# Start of Data for processing
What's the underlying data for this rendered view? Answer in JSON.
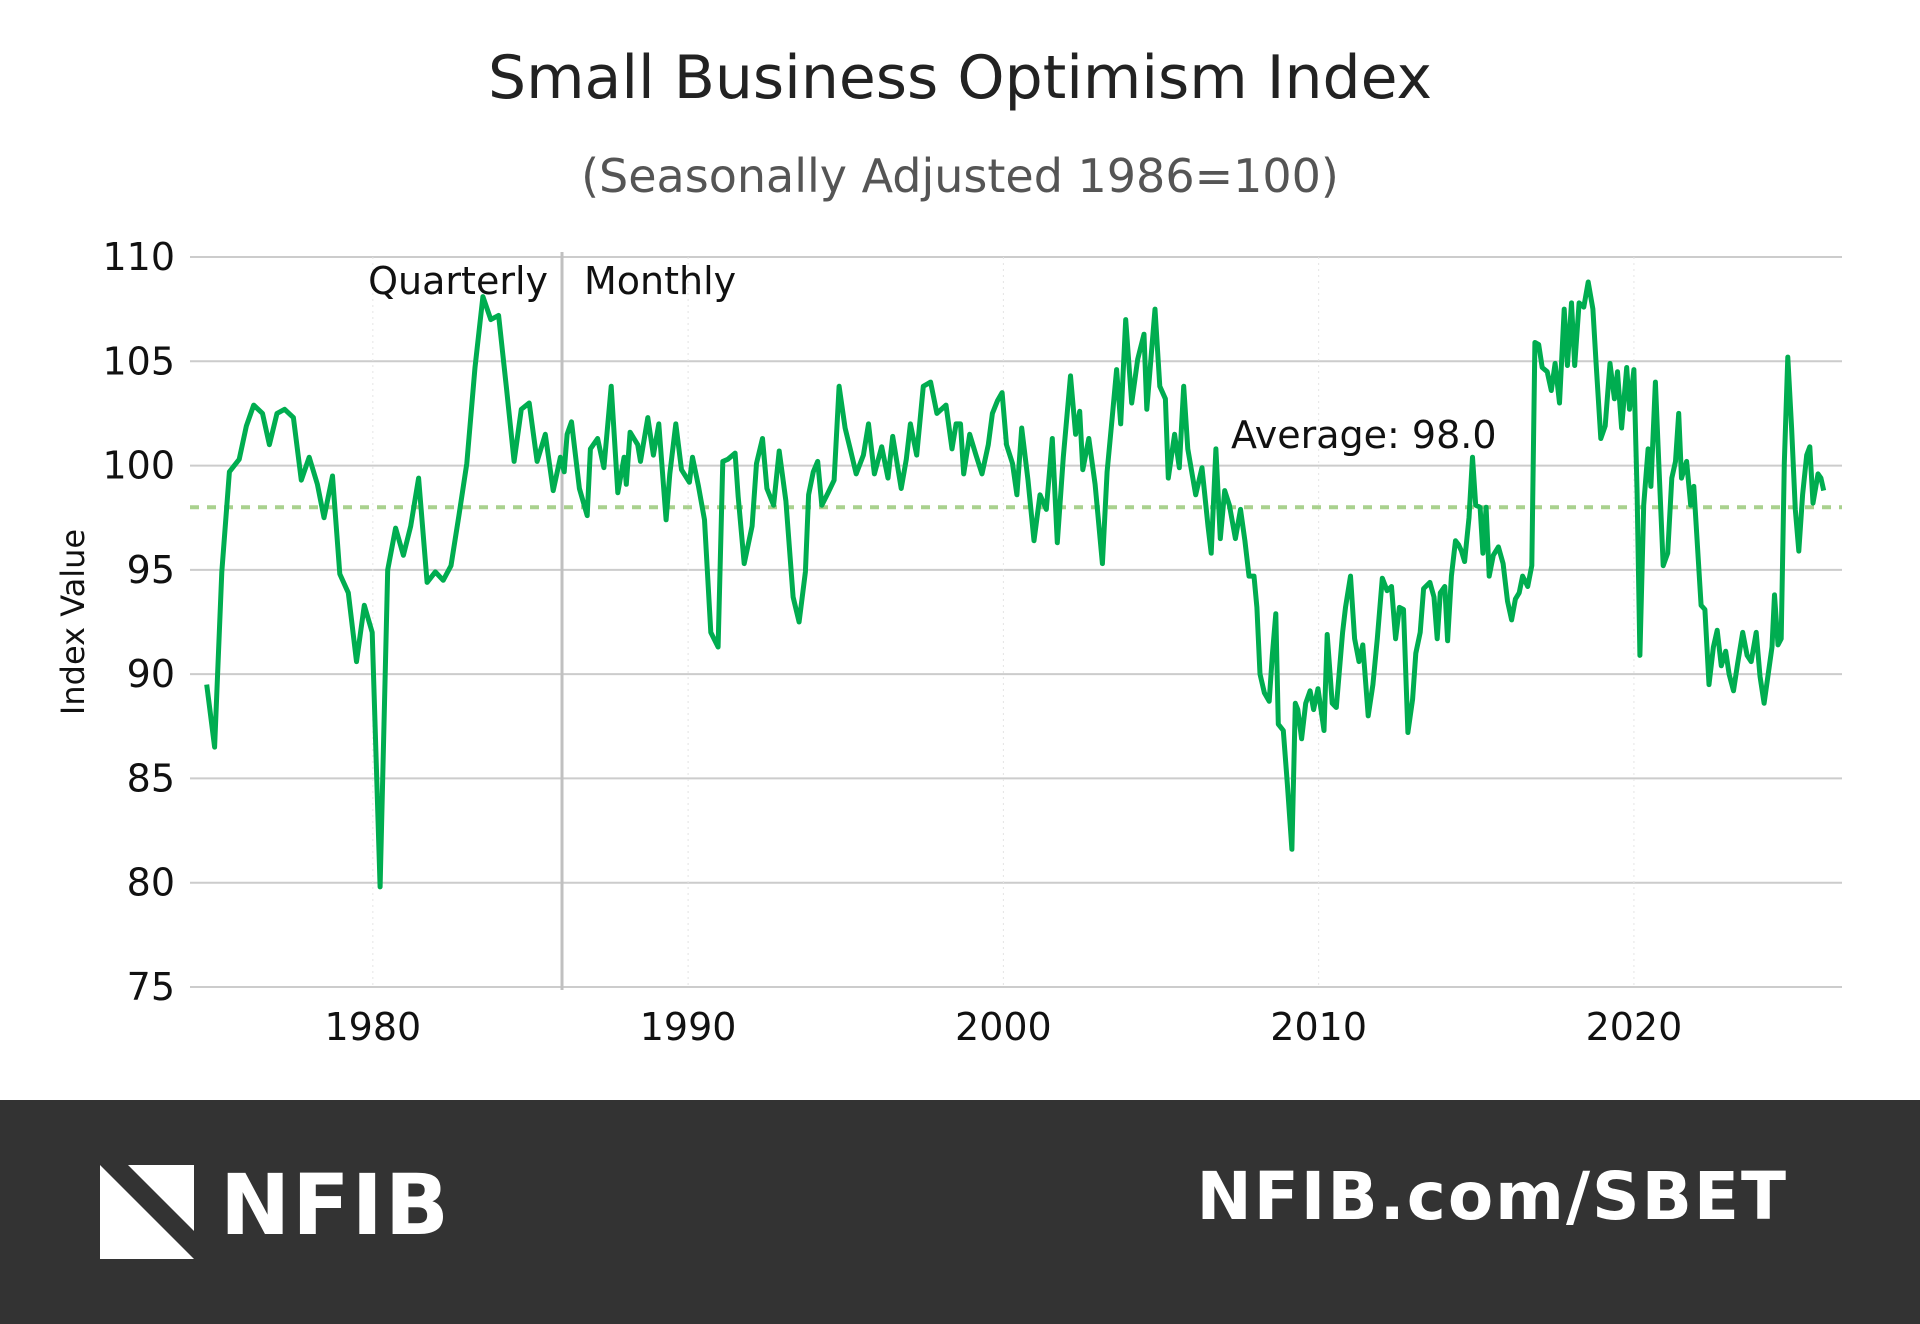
{
  "chart_data": {
    "type": "line",
    "title": "Small Business Optimism Index",
    "subtitle": "(Seasonally Adjusted 1986=100)",
    "ylabel": "Index Value",
    "xlabel": "",
    "ylim": [
      75,
      110
    ],
    "xlim": [
      1974.2,
      2026.6
    ],
    "yticks": [
      "75",
      "80",
      "85",
      "90",
      "95",
      "100",
      "105",
      "110"
    ],
    "xticks": [
      "1980",
      "1990",
      "2000",
      "2010",
      "2020"
    ],
    "grid": true,
    "colors": {
      "line": "#00ad50",
      "average": "#a9d18e",
      "grid": "#cccccc",
      "divider": "#c0c0c0"
    },
    "average": {
      "value": 98.0,
      "label": "Average: 98.0"
    },
    "divider": {
      "x": 1986,
      "left_label": "Quarterly",
      "right_label": "Monthly"
    },
    "points": [
      [
        1974.73,
        89.5
      ],
      [
        1974.98,
        86.5
      ],
      [
        1975.21,
        94.9
      ],
      [
        1975.45,
        99.7
      ],
      [
        1975.76,
        100.3
      ],
      [
        1975.99,
        101.9
      ],
      [
        1976.22,
        102.9
      ],
      [
        1976.5,
        102.5
      ],
      [
        1976.72,
        101.0
      ],
      [
        1976.96,
        102.5
      ],
      [
        1977.2,
        102.7
      ],
      [
        1977.48,
        102.3
      ],
      [
        1977.73,
        99.3
      ],
      [
        1977.98,
        100.4
      ],
      [
        1978.24,
        99.1
      ],
      [
        1978.45,
        97.5
      ],
      [
        1978.72,
        99.5
      ],
      [
        1978.95,
        94.8
      ],
      [
        1979.22,
        93.9
      ],
      [
        1979.48,
        90.6
      ],
      [
        1979.73,
        93.3
      ],
      [
        1979.98,
        92.0
      ],
      [
        1980.23,
        79.8
      ],
      [
        1980.47,
        95.0
      ],
      [
        1980.72,
        97.0
      ],
      [
        1980.97,
        95.7
      ],
      [
        1981.2,
        97.1
      ],
      [
        1981.45,
        99.4
      ],
      [
        1981.72,
        94.4
      ],
      [
        1981.98,
        94.9
      ],
      [
        1982.23,
        94.5
      ],
      [
        1982.48,
        95.2
      ],
      [
        1982.73,
        97.6
      ],
      [
        1982.98,
        100.1
      ],
      [
        1983.24,
        104.7
      ],
      [
        1983.49,
        108.1
      ],
      [
        1983.74,
        107.0
      ],
      [
        1983.99,
        107.2
      ],
      [
        1984.24,
        103.7
      ],
      [
        1984.48,
        100.2
      ],
      [
        1984.71,
        102.7
      ],
      [
        1984.96,
        103.0
      ],
      [
        1985.21,
        100.2
      ],
      [
        1985.47,
        101.5
      ],
      [
        1985.72,
        98.8
      ],
      [
        1985.95,
        100.4
      ],
      [
        1986.07,
        99.7
      ],
      [
        1986.16,
        101.5
      ],
      [
        1986.3,
        102.1
      ],
      [
        1986.55,
        98.9
      ],
      [
        1986.8,
        97.6
      ],
      [
        1986.9,
        100.8
      ],
      [
        1987.13,
        101.3
      ],
      [
        1987.33,
        99.9
      ],
      [
        1987.56,
        103.8
      ],
      [
        1987.77,
        98.7
      ],
      [
        1987.97,
        100.4
      ],
      [
        1988.04,
        99.1
      ],
      [
        1988.16,
        101.6
      ],
      [
        1988.4,
        101.0
      ],
      [
        1988.49,
        100.2
      ],
      [
        1988.72,
        102.3
      ],
      [
        1988.9,
        100.5
      ],
      [
        1989.07,
        102.0
      ],
      [
        1989.3,
        97.4
      ],
      [
        1989.42,
        99.6
      ],
      [
        1989.61,
        102.0
      ],
      [
        1989.79,
        99.8
      ],
      [
        1990.04,
        99.2
      ],
      [
        1990.14,
        100.4
      ],
      [
        1990.33,
        99.0
      ],
      [
        1990.52,
        97.4
      ],
      [
        1990.72,
        92.0
      ],
      [
        1990.95,
        91.3
      ],
      [
        1991.1,
        100.2
      ],
      [
        1991.26,
        100.3
      ],
      [
        1991.49,
        100.6
      ],
      [
        1991.59,
        98.5
      ],
      [
        1991.78,
        95.3
      ],
      [
        1992.03,
        97.1
      ],
      [
        1992.17,
        100.1
      ],
      [
        1992.36,
        101.3
      ],
      [
        1992.5,
        98.9
      ],
      [
        1992.71,
        98.1
      ],
      [
        1992.89,
        100.7
      ],
      [
        1993.1,
        98.3
      ],
      [
        1993.33,
        93.7
      ],
      [
        1993.52,
        92.5
      ],
      [
        1993.72,
        94.9
      ],
      [
        1993.82,
        98.6
      ],
      [
        1993.97,
        99.7
      ],
      [
        1994.11,
        100.2
      ],
      [
        1994.24,
        98.1
      ],
      [
        1994.44,
        98.7
      ],
      [
        1994.63,
        99.3
      ],
      [
        1994.79,
        103.8
      ],
      [
        1994.98,
        101.8
      ],
      [
        1995.14,
        100.8
      ],
      [
        1995.33,
        99.6
      ],
      [
        1995.56,
        100.5
      ],
      [
        1995.72,
        102.0
      ],
      [
        1995.91,
        99.6
      ],
      [
        1996.14,
        100.9
      ],
      [
        1996.34,
        99.4
      ],
      [
        1996.49,
        101.4
      ],
      [
        1996.76,
        98.9
      ],
      [
        1996.92,
        100.3
      ],
      [
        1997.05,
        102.0
      ],
      [
        1997.25,
        100.5
      ],
      [
        1997.46,
        103.8
      ],
      [
        1997.69,
        104.0
      ],
      [
        1997.89,
        102.5
      ],
      [
        1998.18,
        102.9
      ],
      [
        1998.37,
        100.8
      ],
      [
        1998.5,
        102.0
      ],
      [
        1998.64,
        102.0
      ],
      [
        1998.74,
        99.6
      ],
      [
        1998.93,
        101.5
      ],
      [
        1999.13,
        100.5
      ],
      [
        1999.32,
        99.6
      ],
      [
        1999.52,
        101.0
      ],
      [
        1999.65,
        102.5
      ],
      [
        1999.81,
        103.1
      ],
      [
        1999.96,
        103.5
      ],
      [
        2000.1,
        101.0
      ],
      [
        2000.29,
        100.1
      ],
      [
        2000.43,
        98.6
      ],
      [
        2000.58,
        101.8
      ],
      [
        2000.78,
        99.3
      ],
      [
        2000.97,
        96.4
      ],
      [
        2001.16,
        98.6
      ],
      [
        2001.36,
        97.9
      ],
      [
        2001.55,
        101.3
      ],
      [
        2001.71,
        96.3
      ],
      [
        2001.9,
        100.4
      ],
      [
        2002.13,
        104.3
      ],
      [
        2002.29,
        101.5
      ],
      [
        2002.42,
        102.6
      ],
      [
        2002.52,
        99.8
      ],
      [
        2002.71,
        101.3
      ],
      [
        2002.91,
        99.1
      ],
      [
        2003.14,
        95.3
      ],
      [
        2003.29,
        99.7
      ],
      [
        2003.45,
        102.3
      ],
      [
        2003.59,
        104.6
      ],
      [
        2003.72,
        102.0
      ],
      [
        2003.88,
        107.0
      ],
      [
        2004.07,
        103.0
      ],
      [
        2004.26,
        105.1
      ],
      [
        2004.46,
        106.3
      ],
      [
        2004.55,
        102.7
      ],
      [
        2004.81,
        107.5
      ],
      [
        2004.96,
        103.8
      ],
      [
        2005.14,
        103.2
      ],
      [
        2005.23,
        99.4
      ],
      [
        2005.43,
        101.5
      ],
      [
        2005.58,
        99.9
      ],
      [
        2005.72,
        103.8
      ],
      [
        2005.85,
        100.8
      ],
      [
        2006.1,
        98.6
      ],
      [
        2006.3,
        99.9
      ],
      [
        2006.49,
        97.1
      ],
      [
        2006.59,
        95.8
      ],
      [
        2006.74,
        100.8
      ],
      [
        2006.88,
        96.5
      ],
      [
        2007.02,
        98.8
      ],
      [
        2007.17,
        98.1
      ],
      [
        2007.36,
        96.5
      ],
      [
        2007.52,
        97.9
      ],
      [
        2007.66,
        96.4
      ],
      [
        2007.79,
        94.7
      ],
      [
        2007.95,
        94.7
      ],
      [
        2008.04,
        93.2
      ],
      [
        2008.14,
        90.0
      ],
      [
        2008.28,
        89.1
      ],
      [
        2008.43,
        88.7
      ],
      [
        2008.53,
        90.9
      ],
      [
        2008.64,
        92.9
      ],
      [
        2008.72,
        87.6
      ],
      [
        2008.88,
        87.3
      ],
      [
        2009.01,
        84.7
      ],
      [
        2009.15,
        81.6
      ],
      [
        2009.26,
        88.6
      ],
      [
        2009.34,
        88.3
      ],
      [
        2009.46,
        86.9
      ],
      [
        2009.59,
        88.6
      ],
      [
        2009.73,
        89.2
      ],
      [
        2009.84,
        88.3
      ],
      [
        2009.98,
        89.3
      ],
      [
        2010.17,
        87.3
      ],
      [
        2010.27,
        91.9
      ],
      [
        2010.43,
        88.6
      ],
      [
        2010.56,
        88.4
      ],
      [
        2010.76,
        92.0
      ],
      [
        2010.85,
        93.2
      ],
      [
        2011.01,
        94.7
      ],
      [
        2011.14,
        91.7
      ],
      [
        2011.28,
        90.6
      ],
      [
        2011.4,
        91.4
      ],
      [
        2011.57,
        88.0
      ],
      [
        2011.72,
        89.5
      ],
      [
        2011.86,
        91.7
      ],
      [
        2012.02,
        94.6
      ],
      [
        2012.17,
        94.0
      ],
      [
        2012.31,
        94.2
      ],
      [
        2012.44,
        91.7
      ],
      [
        2012.56,
        93.2
      ],
      [
        2012.69,
        93.1
      ],
      [
        2012.83,
        87.2
      ],
      [
        2012.98,
        88.8
      ],
      [
        2013.08,
        91.0
      ],
      [
        2013.22,
        92.0
      ],
      [
        2013.33,
        94.1
      ],
      [
        2013.53,
        94.4
      ],
      [
        2013.66,
        93.7
      ],
      [
        2013.76,
        91.7
      ],
      [
        2013.86,
        93.9
      ],
      [
        2014.0,
        94.2
      ],
      [
        2014.09,
        91.6
      ],
      [
        2014.21,
        94.7
      ],
      [
        2014.34,
        96.4
      ],
      [
        2014.44,
        96.2
      ],
      [
        2014.53,
        95.9
      ],
      [
        2014.63,
        95.4
      ],
      [
        2014.77,
        97.5
      ],
      [
        2014.88,
        100.4
      ],
      [
        2014.98,
        98.1
      ],
      [
        2015.12,
        98.0
      ],
      [
        2015.21,
        95.8
      ],
      [
        2015.31,
        98.0
      ],
      [
        2015.41,
        94.7
      ],
      [
        2015.54,
        95.7
      ],
      [
        2015.7,
        96.1
      ],
      [
        2015.85,
        95.3
      ],
      [
        2015.99,
        93.5
      ],
      [
        2016.12,
        92.6
      ],
      [
        2016.24,
        93.6
      ],
      [
        2016.36,
        93.9
      ],
      [
        2016.47,
        94.7
      ],
      [
        2016.63,
        94.2
      ],
      [
        2016.76,
        95.2
      ],
      [
        2016.86,
        105.9
      ],
      [
        2016.98,
        105.8
      ],
      [
        2017.09,
        104.7
      ],
      [
        2017.25,
        104.5
      ],
      [
        2017.38,
        103.6
      ],
      [
        2017.5,
        104.9
      ],
      [
        2017.64,
        103.0
      ],
      [
        2017.79,
        107.5
      ],
      [
        2017.89,
        104.8
      ],
      [
        2018.02,
        107.8
      ],
      [
        2018.12,
        104.8
      ],
      [
        2018.26,
        107.8
      ],
      [
        2018.41,
        107.6
      ],
      [
        2018.55,
        108.8
      ],
      [
        2018.7,
        107.5
      ],
      [
        2018.8,
        104.9
      ],
      [
        2018.95,
        101.3
      ],
      [
        2019.09,
        101.9
      ],
      [
        2019.24,
        104.9
      ],
      [
        2019.38,
        103.2
      ],
      [
        2019.48,
        104.5
      ],
      [
        2019.61,
        101.8
      ],
      [
        2019.77,
        104.7
      ],
      [
        2019.86,
        102.7
      ],
      [
        2020.0,
        104.6
      ],
      [
        2020.1,
        98.7
      ],
      [
        2020.19,
        90.9
      ],
      [
        2020.31,
        98.1
      ],
      [
        2020.45,
        100.8
      ],
      [
        2020.54,
        99.0
      ],
      [
        2020.68,
        104.0
      ],
      [
        2020.79,
        100.1
      ],
      [
        2020.93,
        95.2
      ],
      [
        2021.07,
        95.8
      ],
      [
        2021.2,
        99.4
      ],
      [
        2021.32,
        100.2
      ],
      [
        2021.42,
        102.5
      ],
      [
        2021.51,
        99.4
      ],
      [
        2021.67,
        100.2
      ],
      [
        2021.8,
        98.1
      ],
      [
        2021.9,
        99.0
      ],
      [
        2022.0,
        96.5
      ],
      [
        2022.13,
        93.3
      ],
      [
        2022.25,
        93.1
      ],
      [
        2022.38,
        89.5
      ],
      [
        2022.52,
        91.3
      ],
      [
        2022.64,
        92.1
      ],
      [
        2022.77,
        90.4
      ],
      [
        2022.91,
        91.1
      ],
      [
        2023.02,
        90.0
      ],
      [
        2023.16,
        89.2
      ],
      [
        2023.29,
        90.5
      ],
      [
        2023.45,
        92.0
      ],
      [
        2023.59,
        90.9
      ],
      [
        2023.72,
        90.6
      ],
      [
        2023.88,
        92.0
      ],
      [
        2024.0,
        89.9
      ],
      [
        2024.13,
        88.6
      ],
      [
        2024.26,
        90.0
      ],
      [
        2024.38,
        91.3
      ],
      [
        2024.46,
        93.8
      ],
      [
        2024.57,
        91.4
      ],
      [
        2024.67,
        91.7
      ],
      [
        2024.77,
        100.1
      ],
      [
        2024.88,
        105.2
      ],
      [
        2025.0,
        101.8
      ],
      [
        2025.12,
        97.9
      ],
      [
        2025.23,
        95.9
      ],
      [
        2025.35,
        98.6
      ],
      [
        2025.48,
        100.5
      ],
      [
        2025.58,
        100.9
      ],
      [
        2025.68,
        98.2
      ],
      [
        2025.84,
        99.6
      ],
      [
        2025.93,
        99.4
      ],
      [
        2026.02,
        98.8
      ]
    ]
  },
  "footer": {
    "logo_text": "NFIB",
    "url": "NFIB.com/SBET",
    "background": "#333333"
  }
}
# End of Data for processing
Which lines hold the word "Index"? Copy every one of them.

[Task response]
    "title": "Small Business Optimism Index",
    "ylabel": "Index Value",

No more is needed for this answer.